- _Task description_
Copy every line from the data below in which the string "heading" can be found.

[Stored data]
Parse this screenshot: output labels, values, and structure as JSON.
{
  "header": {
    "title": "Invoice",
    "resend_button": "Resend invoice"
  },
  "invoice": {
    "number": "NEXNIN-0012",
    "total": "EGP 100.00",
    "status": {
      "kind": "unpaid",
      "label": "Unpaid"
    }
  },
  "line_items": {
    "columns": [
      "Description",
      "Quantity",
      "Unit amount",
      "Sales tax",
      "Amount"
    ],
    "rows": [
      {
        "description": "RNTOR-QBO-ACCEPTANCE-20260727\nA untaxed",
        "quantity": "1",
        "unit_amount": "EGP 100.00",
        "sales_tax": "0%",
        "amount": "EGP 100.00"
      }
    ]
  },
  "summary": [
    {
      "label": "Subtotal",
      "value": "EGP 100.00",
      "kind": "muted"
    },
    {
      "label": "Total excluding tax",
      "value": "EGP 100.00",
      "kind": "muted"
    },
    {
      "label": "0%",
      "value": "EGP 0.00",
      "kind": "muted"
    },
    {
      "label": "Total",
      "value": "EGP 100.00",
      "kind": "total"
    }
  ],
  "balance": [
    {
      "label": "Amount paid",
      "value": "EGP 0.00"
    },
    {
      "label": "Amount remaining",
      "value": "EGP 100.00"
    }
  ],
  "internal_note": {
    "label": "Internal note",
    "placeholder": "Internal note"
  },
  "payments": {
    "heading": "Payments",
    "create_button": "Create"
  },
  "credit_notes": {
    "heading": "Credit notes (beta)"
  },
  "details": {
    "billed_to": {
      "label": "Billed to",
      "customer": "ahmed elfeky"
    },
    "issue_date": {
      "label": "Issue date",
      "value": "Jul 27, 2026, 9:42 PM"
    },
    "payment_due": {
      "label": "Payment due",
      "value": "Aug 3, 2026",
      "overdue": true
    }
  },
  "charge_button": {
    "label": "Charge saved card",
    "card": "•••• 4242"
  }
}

- _Solution_
    "heading": "Payments",
    "heading": "Credit notes (beta)"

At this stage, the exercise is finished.